EXERCISE DIRECTIONS:
Copy each line in which the string "type" occurs.

GIVEN DATA:

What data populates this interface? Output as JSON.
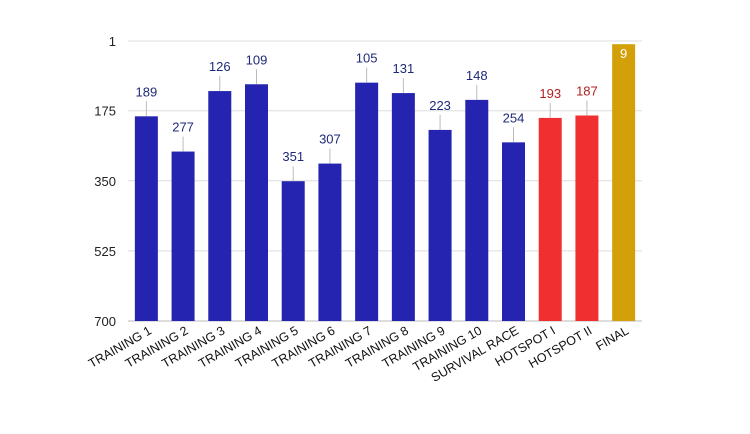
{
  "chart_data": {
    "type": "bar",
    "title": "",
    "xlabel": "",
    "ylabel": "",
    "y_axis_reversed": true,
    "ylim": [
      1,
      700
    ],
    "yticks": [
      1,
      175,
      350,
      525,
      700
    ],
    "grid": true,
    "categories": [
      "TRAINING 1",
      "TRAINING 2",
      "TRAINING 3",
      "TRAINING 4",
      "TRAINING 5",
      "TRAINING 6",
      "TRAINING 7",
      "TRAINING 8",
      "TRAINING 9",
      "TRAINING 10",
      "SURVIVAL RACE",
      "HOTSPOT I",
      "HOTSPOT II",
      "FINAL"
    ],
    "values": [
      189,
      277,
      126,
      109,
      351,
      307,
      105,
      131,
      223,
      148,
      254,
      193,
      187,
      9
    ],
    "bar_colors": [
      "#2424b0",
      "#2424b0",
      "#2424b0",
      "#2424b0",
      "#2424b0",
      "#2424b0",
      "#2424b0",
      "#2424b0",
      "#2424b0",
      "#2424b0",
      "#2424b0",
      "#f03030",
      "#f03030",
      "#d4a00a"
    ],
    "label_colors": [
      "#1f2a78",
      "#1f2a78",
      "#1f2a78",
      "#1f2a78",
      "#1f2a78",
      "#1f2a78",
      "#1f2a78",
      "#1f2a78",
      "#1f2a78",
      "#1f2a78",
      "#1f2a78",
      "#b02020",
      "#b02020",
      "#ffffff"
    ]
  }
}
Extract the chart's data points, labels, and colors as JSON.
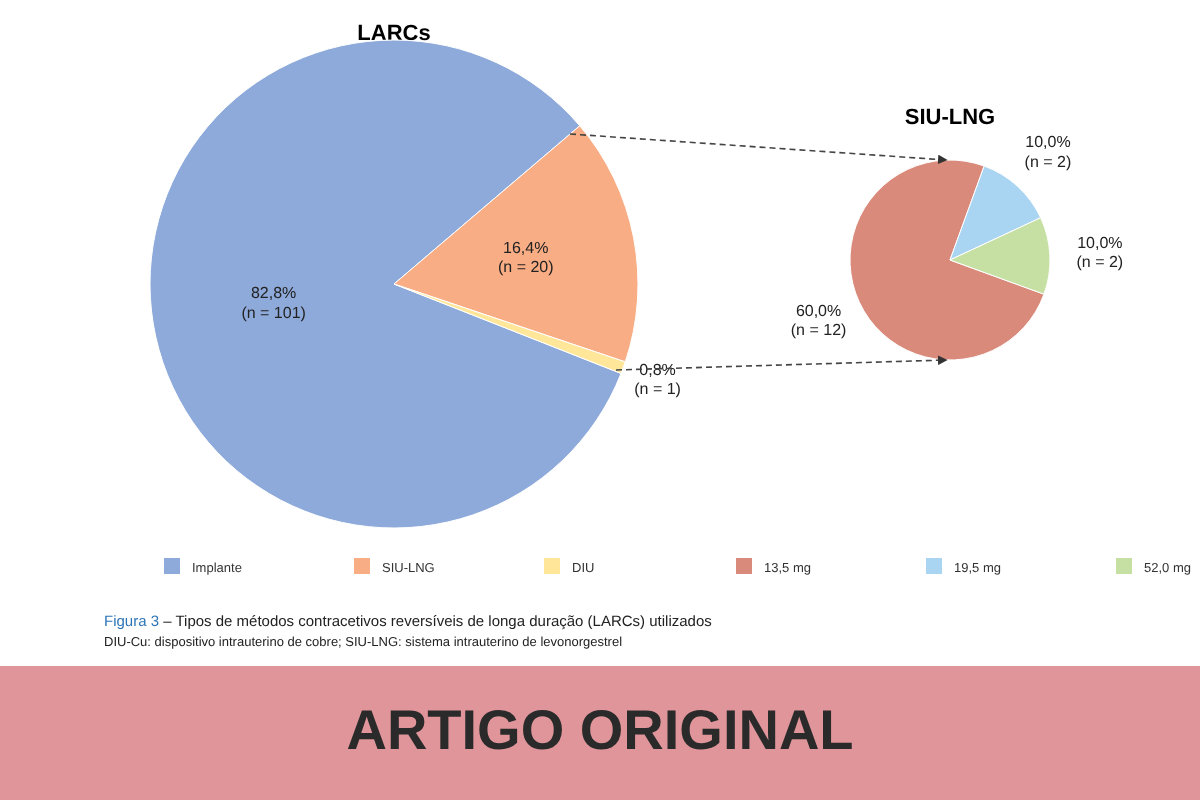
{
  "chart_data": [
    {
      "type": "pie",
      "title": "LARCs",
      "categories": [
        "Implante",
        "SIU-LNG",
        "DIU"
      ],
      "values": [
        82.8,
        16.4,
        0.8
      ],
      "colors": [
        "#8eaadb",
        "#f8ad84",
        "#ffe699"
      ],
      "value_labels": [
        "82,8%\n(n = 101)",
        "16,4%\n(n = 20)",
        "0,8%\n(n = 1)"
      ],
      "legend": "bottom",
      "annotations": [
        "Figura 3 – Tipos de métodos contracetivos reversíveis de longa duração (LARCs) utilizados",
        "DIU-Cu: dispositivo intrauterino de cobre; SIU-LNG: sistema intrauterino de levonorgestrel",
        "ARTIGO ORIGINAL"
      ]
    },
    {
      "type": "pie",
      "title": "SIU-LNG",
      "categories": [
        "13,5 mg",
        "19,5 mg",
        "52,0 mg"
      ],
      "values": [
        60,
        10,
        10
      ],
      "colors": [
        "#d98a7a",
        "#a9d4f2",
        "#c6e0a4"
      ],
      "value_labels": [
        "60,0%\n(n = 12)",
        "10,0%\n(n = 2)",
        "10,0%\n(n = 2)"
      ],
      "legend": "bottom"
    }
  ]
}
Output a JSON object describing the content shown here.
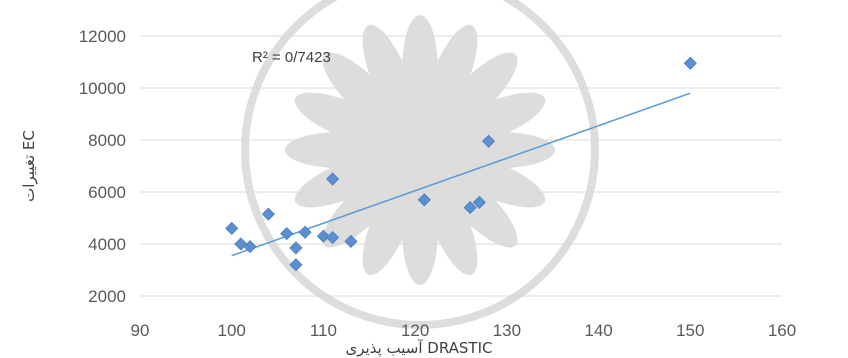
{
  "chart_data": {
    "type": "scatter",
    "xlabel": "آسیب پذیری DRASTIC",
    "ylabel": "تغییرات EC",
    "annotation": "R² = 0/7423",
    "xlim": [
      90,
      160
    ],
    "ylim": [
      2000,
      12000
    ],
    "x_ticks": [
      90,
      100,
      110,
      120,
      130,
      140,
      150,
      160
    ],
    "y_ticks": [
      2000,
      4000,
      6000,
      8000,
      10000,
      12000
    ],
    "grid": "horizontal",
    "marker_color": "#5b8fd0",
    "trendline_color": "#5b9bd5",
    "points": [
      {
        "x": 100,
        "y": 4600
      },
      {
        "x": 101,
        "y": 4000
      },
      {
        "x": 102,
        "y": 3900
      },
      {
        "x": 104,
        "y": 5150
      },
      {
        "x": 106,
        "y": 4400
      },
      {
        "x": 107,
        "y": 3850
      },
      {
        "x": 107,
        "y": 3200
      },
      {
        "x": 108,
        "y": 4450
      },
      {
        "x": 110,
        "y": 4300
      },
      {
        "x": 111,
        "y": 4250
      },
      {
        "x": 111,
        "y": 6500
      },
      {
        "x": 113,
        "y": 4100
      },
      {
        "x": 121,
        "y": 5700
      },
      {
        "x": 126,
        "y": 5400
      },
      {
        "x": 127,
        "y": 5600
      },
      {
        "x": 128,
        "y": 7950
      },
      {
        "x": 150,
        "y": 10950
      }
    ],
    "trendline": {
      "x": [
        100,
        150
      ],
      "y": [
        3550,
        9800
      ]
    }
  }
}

THE COMPLETED TASK:
    "type": "bar",
      "type": "pie",
      "type": "pie",
    "type": "scatter",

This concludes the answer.